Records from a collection
○ ○ ○ ○ ○ ○ ○

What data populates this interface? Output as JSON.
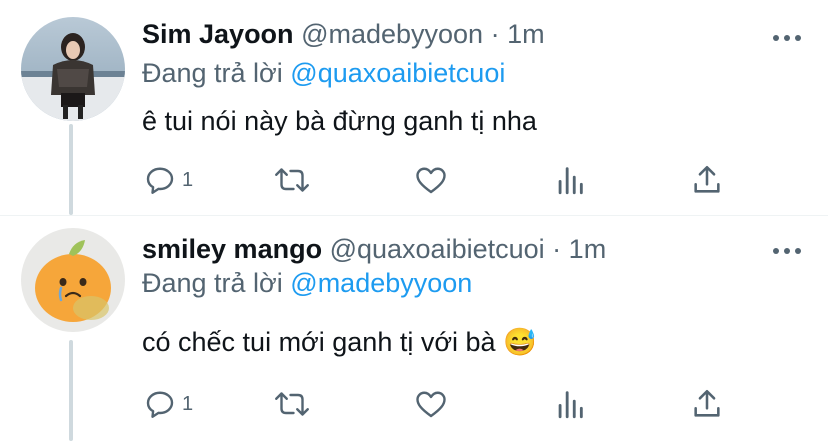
{
  "tweets": [
    {
      "author_name": "Sim Jayoon",
      "author_handle": "@madebyyoon",
      "separator": "·",
      "time": "1m",
      "reply_prefix": "Đang trả lời",
      "reply_to": "@quaxoaibietcuoi",
      "text": "ê tui nói này bà đừng ganh tị nha",
      "reply_count": "1"
    },
    {
      "author_name": "smiley mango",
      "author_handle": "@quaxoaibietcuoi",
      "separator": "·",
      "time": "1m",
      "reply_prefix": "Đang trả lời",
      "reply_to": "@madebyyoon",
      "text": "có chếc tui mới ganh tị với bà 😅",
      "reply_count": "1"
    }
  ],
  "icons": {
    "reply": "reply-icon",
    "retweet": "retweet-icon",
    "like": "heart-icon",
    "views": "analytics-icon",
    "share": "share-icon",
    "more": "more-icon"
  },
  "colors": {
    "link": "#1d9bf0",
    "secondary_text": "#536471",
    "thread_line": "#cfd9de"
  }
}
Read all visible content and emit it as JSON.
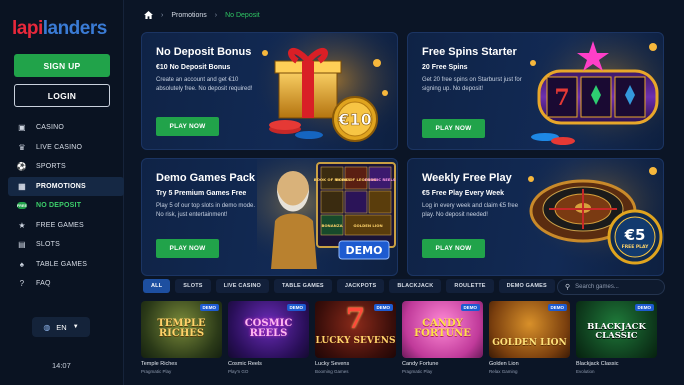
{
  "brand": {
    "part1": "lapi",
    "part2": "landers"
  },
  "auth": {
    "signup": "SIGN UP",
    "login": "LOGIN"
  },
  "nav": [
    {
      "label": "CASINO",
      "icon": "slot-machine-icon"
    },
    {
      "label": "LIVE CASINO",
      "icon": "dealer-icon"
    },
    {
      "label": "SPORTS",
      "icon": "soccer-ball-icon"
    },
    {
      "label": "PROMOTIONS",
      "icon": "gift-icon"
    },
    {
      "label": "NO DEPOSIT",
      "icon": "free-badge-icon",
      "badge": "FREE"
    },
    {
      "label": "FREE GAMES",
      "icon": "star-icon"
    },
    {
      "label": "SLOTS",
      "icon": "slots-icon"
    },
    {
      "label": "TABLE GAMES",
      "icon": "spade-icon"
    },
    {
      "label": "FAQ",
      "icon": "question-icon"
    }
  ],
  "language": "EN",
  "clock": "14:07",
  "breadcrumb": {
    "home_icon": "home-icon",
    "promotions": "Promotions",
    "current": "No Deposit"
  },
  "promos": [
    {
      "title": "No Deposit Bonus",
      "subtitle": "€10 No Deposit Bonus",
      "desc": "Create an account and get €10 absolutely free. No deposit required!",
      "cta": "PLAY NOW",
      "art_text": "€10"
    },
    {
      "title": "Free Spins Starter",
      "subtitle": "20 Free Spins",
      "desc": "Get 20 free spins on Starburst just for signing up. No deposit!",
      "cta": "PLAY NOW",
      "art_text": "7"
    },
    {
      "title": "Demo Games Pack",
      "subtitle": "Try 5 Premium Games Free",
      "desc": "Play 5 of our top slots in demo mode. No risk, just entertainment!",
      "cta": "PLAY NOW",
      "art_text": "DEMO",
      "art_tiles": [
        "BOOK OF RICHES",
        "BOOK OF LEGENDS",
        "COSMIC REELS",
        "BONANZA",
        "GOLDEN LION"
      ]
    },
    {
      "title": "Weekly Free Play",
      "subtitle": "€5 Free Play Every Week",
      "desc": "Log in every week and claim €5 free play. No deposit needed!",
      "cta": "PLAY NOW",
      "art_text": "€5",
      "art_sub": "FREE PLAY"
    }
  ],
  "filters": [
    "ALL",
    "SLOTS",
    "LIVE CASINO",
    "TABLE GAMES",
    "JACKPOTS",
    "BLACKJACK",
    "ROULETTE",
    "DEMO GAMES"
  ],
  "search": {
    "placeholder": "Search games..."
  },
  "games": [
    {
      "title_art": "TEMPLE RICHES",
      "name": "Temple Riches",
      "provider": "Pragmatic Play",
      "badge": "DEMO"
    },
    {
      "title_art": "COSMIC REELS",
      "name": "Cosmic Reels",
      "provider": "Play'n GO",
      "badge": "DEMO"
    },
    {
      "title_art": "LUCKY SEVENS",
      "name": "Lucky Sevens",
      "provider": "Booming Games",
      "badge": "DEMO",
      "art_big": "7"
    },
    {
      "title_art": "CANDY FORTUNE",
      "name": "Candy Fortune",
      "provider": "Pragmatic Play",
      "badge": "DEMO"
    },
    {
      "title_art": "GOLDEN LION",
      "name": "Golden Lion",
      "provider": "Relax Gaming",
      "badge": "DEMO"
    },
    {
      "title_art": "BLACKJACK CLASSIC",
      "name": "Blackjack Classic",
      "provider": "Evolution",
      "badge": "DEMO"
    }
  ],
  "colors": {
    "accent_green": "#21a34a",
    "accent_blue": "#1d4fa0",
    "brand_red": "#e8283b",
    "brand_blue": "#3a7bd5"
  }
}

○ ○ ○ ○ ○ ○ ○

• [DO THIS]: From the listing, extract all text exactly as given and drop any picture.

• [RESPONSE TO THIS EXERCISE]:
What data populates this interface? Output as JSON.
{
  "tweets": [
    {
      "author_name": "Sim Jayoon",
      "author_handle": "@madebyyoon",
      "separator": "·",
      "time": "1m",
      "reply_prefix": "Đang trả lời",
      "reply_to": "@quaxoaibietcuoi",
      "text": "ê tui nói này bà đừng ganh tị nha",
      "reply_count": "1"
    },
    {
      "author_name": "smiley mango",
      "author_handle": "@quaxoaibietcuoi",
      "separator": "·",
      "time": "1m",
      "reply_prefix": "Đang trả lời",
      "reply_to": "@madebyyoon",
      "text": "có chếc tui mới ganh tị với bà 😅",
      "reply_count": "1"
    }
  ],
  "icons": {
    "reply": "reply-icon",
    "retweet": "retweet-icon",
    "like": "heart-icon",
    "views": "analytics-icon",
    "share": "share-icon",
    "more": "more-icon"
  },
  "colors": {
    "link": "#1d9bf0",
    "secondary_text": "#536471",
    "thread_line": "#cfd9de"
  }
}
Read all visible content and emit it as JSON.
{
  "brand": {
    "part1": "lapi",
    "part2": "landers"
  },
  "auth": {
    "signup": "SIGN UP",
    "login": "LOGIN"
  },
  "nav": [
    {
      "label": "CASINO",
      "icon": "slot-machine-icon"
    },
    {
      "label": "LIVE CASINO",
      "icon": "dealer-icon"
    },
    {
      "label": "SPORTS",
      "icon": "soccer-ball-icon"
    },
    {
      "label": "PROMOTIONS",
      "icon": "gift-icon"
    },
    {
      "label": "NO DEPOSIT",
      "icon": "free-badge-icon",
      "badge": "FREE"
    },
    {
      "label": "FREE GAMES",
      "icon": "star-icon"
    },
    {
      "label": "SLOTS",
      "icon": "slots-icon"
    },
    {
      "label": "TABLE GAMES",
      "icon": "spade-icon"
    },
    {
      "label": "FAQ",
      "icon": "question-icon"
    }
  ],
  "language": "EN",
  "clock": "14:07",
  "breadcrumb": {
    "home_icon": "home-icon",
    "promotions": "Promotions",
    "current": "No Deposit"
  },
  "promos": [
    {
      "title": "No Deposit Bonus",
      "subtitle": "€10 No Deposit Bonus",
      "desc": "Create an account and get €10 absolutely free. No deposit required!",
      "cta": "PLAY NOW",
      "art_text": "€10"
    },
    {
      "title": "Free Spins Starter",
      "subtitle": "20 Free Spins",
      "desc": "Get 20 free spins on Starburst just for signing up. No deposit!",
      "cta": "PLAY NOW",
      "art_text": "7"
    },
    {
      "title": "Demo Games Pack",
      "subtitle": "Try 5 Premium Games Free",
      "desc": "Play 5 of our top slots in demo mode. No risk, just entertainment!",
      "cta": "PLAY NOW",
      "art_text": "DEMO",
      "art_tiles": [
        "BOOK OF RICHES",
        "BOOK OF LEGENDS",
        "COSMIC REELS",
        "BONANZA",
        "GOLDEN LION"
      ]
    },
    {
      "title": "Weekly Free Play",
      "subtitle": "€5 Free Play Every Week",
      "desc": "Log in every week and claim €5 free play. No deposit needed!",
      "cta": "PLAY NOW",
      "art_text": "€5",
      "art_sub": "FREE PLAY"
    }
  ],
  "filters": [
    "ALL",
    "SLOTS",
    "LIVE CASINO",
    "TABLE GAMES",
    "JACKPOTS",
    "BLACKJACK",
    "ROULETTE",
    "DEMO GAMES"
  ],
  "search": {
    "placeholder": "Search games..."
  },
  "games": [
    {
      "title_art": "TEMPLE RICHES",
      "name": "Temple Riches",
      "provider": "Pragmatic Play",
      "badge": "DEMO"
    },
    {
      "title_art": "COSMIC REELS",
      "name": "Cosmic Reels",
      "provider": "Play'n GO",
      "badge": "DEMO"
    },
    {
      "title_art": "LUCKY SEVENS",
      "name": "Lucky Sevens",
      "provider": "Booming Games",
      "badge": "DEMO",
      "art_big": "7"
    },
    {
      "title_art": "CANDY FORTUNE",
      "name": "Candy Fortune",
      "provider": "Pragmatic Play",
      "badge": "DEMO"
    },
    {
      "title_art": "GOLDEN LION",
      "name": "Golden Lion",
      "provider": "Relax Gaming",
      "badge": "DEMO"
    },
    {
      "title_art": "BLACKJACK CLASSIC",
      "name": "Blackjack Classic",
      "provider": "Evolution",
      "badge": "DEMO"
    }
  ],
  "colors": {
    "accent_green": "#21a34a",
    "accent_blue": "#1d4fa0",
    "brand_red": "#e8283b",
    "brand_blue": "#3a7bd5"
  }
}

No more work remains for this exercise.